• _Task goal_
Spot each line in the records below where the word "plain" occurs, then copy it.

[Stored records]
════════

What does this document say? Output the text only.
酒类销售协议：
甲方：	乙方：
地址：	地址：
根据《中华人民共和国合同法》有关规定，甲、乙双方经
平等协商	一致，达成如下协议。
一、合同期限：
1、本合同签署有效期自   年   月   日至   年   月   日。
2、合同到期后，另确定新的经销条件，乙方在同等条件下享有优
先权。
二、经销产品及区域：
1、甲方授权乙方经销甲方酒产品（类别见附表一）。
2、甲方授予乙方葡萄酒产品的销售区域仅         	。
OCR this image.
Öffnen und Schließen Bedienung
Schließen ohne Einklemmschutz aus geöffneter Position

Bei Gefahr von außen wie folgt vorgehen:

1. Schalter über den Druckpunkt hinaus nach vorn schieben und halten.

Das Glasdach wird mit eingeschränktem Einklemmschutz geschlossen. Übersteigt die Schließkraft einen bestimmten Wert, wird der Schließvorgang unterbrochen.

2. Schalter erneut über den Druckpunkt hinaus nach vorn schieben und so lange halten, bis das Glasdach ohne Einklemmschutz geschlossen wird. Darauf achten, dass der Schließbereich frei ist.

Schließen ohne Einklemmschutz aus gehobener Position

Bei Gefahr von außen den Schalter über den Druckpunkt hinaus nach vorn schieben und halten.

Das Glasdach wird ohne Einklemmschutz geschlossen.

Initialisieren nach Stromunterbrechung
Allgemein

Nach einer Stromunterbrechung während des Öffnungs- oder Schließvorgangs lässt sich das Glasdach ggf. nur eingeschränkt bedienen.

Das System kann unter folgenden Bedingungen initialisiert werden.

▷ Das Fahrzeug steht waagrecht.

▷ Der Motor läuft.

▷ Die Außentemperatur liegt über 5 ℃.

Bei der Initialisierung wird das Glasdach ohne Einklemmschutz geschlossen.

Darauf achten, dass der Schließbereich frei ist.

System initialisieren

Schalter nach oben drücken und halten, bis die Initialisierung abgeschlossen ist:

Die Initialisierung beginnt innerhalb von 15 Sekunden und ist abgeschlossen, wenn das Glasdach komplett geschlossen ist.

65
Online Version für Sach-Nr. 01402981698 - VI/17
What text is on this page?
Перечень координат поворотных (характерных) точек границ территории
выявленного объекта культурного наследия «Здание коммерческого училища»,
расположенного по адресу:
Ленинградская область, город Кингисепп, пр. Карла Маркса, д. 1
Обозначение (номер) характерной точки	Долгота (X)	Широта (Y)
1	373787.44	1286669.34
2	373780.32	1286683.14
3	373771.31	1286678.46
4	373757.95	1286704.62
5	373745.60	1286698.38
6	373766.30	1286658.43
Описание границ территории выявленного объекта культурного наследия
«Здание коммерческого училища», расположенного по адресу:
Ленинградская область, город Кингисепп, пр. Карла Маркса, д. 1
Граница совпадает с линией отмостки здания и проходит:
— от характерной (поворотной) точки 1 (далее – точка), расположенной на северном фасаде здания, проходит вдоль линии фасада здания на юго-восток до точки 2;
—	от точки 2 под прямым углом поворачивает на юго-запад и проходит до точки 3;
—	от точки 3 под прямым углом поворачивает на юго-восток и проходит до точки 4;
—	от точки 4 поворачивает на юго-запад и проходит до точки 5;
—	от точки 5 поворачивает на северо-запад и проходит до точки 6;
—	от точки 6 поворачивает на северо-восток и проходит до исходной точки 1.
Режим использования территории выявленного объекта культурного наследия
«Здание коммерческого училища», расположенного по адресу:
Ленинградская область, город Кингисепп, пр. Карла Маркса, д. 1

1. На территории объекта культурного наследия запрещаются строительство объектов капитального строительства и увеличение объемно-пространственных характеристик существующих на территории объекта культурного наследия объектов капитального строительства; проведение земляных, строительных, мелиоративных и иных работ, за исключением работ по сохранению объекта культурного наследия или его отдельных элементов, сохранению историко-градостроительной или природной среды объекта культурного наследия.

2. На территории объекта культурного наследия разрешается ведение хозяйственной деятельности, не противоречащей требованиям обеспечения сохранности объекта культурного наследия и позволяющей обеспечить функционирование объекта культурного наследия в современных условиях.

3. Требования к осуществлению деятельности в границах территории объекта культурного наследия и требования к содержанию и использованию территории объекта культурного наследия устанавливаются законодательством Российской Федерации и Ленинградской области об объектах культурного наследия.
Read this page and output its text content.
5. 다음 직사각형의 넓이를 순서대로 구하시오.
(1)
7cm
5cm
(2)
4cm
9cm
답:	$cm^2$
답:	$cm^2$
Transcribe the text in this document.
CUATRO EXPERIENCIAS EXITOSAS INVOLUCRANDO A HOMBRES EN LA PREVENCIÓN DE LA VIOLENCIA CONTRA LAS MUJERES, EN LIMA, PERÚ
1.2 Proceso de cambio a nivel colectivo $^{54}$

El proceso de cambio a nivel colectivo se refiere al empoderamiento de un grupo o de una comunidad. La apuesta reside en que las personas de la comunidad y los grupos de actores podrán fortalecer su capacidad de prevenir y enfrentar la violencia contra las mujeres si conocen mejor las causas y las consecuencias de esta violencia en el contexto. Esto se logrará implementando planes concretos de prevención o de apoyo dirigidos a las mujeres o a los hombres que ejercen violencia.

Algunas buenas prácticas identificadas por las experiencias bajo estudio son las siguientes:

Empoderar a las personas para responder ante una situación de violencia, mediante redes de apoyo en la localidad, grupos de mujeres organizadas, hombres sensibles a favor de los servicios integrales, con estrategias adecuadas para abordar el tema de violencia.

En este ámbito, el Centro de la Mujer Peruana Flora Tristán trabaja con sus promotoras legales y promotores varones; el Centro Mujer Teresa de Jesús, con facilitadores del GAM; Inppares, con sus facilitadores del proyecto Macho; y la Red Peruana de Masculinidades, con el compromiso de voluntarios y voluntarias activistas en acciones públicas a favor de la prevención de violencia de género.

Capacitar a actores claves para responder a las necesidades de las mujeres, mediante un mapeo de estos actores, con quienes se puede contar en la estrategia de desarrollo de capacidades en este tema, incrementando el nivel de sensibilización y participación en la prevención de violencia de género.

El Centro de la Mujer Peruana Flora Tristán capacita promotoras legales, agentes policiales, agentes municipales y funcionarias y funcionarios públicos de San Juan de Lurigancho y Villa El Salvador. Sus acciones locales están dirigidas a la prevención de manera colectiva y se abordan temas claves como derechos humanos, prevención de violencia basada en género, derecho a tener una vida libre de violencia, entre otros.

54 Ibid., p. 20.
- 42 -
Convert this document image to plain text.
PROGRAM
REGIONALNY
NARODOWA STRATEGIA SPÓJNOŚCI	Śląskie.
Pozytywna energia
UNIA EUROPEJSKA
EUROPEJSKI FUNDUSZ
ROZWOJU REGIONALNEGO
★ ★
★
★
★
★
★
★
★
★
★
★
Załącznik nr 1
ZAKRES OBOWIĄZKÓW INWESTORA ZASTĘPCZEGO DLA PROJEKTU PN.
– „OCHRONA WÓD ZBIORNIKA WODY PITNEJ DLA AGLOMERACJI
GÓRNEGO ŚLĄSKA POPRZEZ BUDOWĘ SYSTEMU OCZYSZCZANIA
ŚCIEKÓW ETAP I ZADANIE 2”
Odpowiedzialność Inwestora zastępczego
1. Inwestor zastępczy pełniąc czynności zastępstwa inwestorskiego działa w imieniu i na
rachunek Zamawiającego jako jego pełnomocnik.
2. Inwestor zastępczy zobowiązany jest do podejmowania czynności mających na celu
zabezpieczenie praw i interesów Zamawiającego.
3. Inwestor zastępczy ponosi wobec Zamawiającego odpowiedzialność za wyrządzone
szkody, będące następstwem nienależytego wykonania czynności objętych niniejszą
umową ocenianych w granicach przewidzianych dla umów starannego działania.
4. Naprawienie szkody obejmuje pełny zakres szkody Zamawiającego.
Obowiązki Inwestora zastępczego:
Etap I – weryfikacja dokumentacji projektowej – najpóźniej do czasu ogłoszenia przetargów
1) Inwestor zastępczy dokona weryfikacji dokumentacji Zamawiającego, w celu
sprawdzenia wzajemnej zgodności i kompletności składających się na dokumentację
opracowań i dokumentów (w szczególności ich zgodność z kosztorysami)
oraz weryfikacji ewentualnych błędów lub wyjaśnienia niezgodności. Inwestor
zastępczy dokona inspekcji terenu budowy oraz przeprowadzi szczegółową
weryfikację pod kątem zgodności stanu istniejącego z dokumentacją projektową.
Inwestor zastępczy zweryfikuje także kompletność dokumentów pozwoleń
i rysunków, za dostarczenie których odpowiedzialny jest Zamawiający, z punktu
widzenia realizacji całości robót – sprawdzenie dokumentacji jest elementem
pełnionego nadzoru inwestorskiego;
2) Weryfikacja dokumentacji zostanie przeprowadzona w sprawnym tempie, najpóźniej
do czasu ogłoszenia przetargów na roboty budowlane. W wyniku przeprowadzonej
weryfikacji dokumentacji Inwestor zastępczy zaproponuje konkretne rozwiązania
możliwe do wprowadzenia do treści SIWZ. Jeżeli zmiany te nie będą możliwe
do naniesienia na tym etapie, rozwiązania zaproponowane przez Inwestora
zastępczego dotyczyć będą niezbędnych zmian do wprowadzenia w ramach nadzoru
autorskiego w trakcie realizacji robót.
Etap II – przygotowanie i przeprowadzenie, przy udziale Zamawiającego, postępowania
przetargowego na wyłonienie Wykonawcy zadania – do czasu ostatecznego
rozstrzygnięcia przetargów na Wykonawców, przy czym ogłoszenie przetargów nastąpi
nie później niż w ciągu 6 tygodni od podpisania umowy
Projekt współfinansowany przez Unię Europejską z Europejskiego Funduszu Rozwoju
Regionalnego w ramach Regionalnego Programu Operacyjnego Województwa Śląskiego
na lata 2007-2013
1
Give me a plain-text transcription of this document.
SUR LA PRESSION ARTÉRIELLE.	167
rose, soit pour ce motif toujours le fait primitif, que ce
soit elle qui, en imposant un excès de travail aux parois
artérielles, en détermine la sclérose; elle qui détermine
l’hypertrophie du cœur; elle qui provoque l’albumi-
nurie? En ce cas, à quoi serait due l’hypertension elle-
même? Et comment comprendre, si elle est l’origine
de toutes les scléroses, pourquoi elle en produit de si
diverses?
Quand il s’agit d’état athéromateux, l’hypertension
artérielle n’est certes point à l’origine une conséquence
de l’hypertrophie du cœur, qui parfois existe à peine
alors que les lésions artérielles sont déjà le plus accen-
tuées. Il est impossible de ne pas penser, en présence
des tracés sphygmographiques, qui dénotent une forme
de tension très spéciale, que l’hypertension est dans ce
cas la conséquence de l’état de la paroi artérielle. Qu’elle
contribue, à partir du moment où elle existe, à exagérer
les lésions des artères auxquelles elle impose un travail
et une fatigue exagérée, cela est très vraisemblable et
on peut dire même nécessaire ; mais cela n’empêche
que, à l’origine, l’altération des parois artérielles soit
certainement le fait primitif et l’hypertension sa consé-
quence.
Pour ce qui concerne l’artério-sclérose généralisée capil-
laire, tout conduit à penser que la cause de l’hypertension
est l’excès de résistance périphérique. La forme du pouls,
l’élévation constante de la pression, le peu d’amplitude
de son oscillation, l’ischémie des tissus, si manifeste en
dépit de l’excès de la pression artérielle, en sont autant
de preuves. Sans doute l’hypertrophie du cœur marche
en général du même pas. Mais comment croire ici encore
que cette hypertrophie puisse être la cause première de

════════

• _Expected answer_
Convert this document image to plain text.
Give me a plain-text transcription of this document.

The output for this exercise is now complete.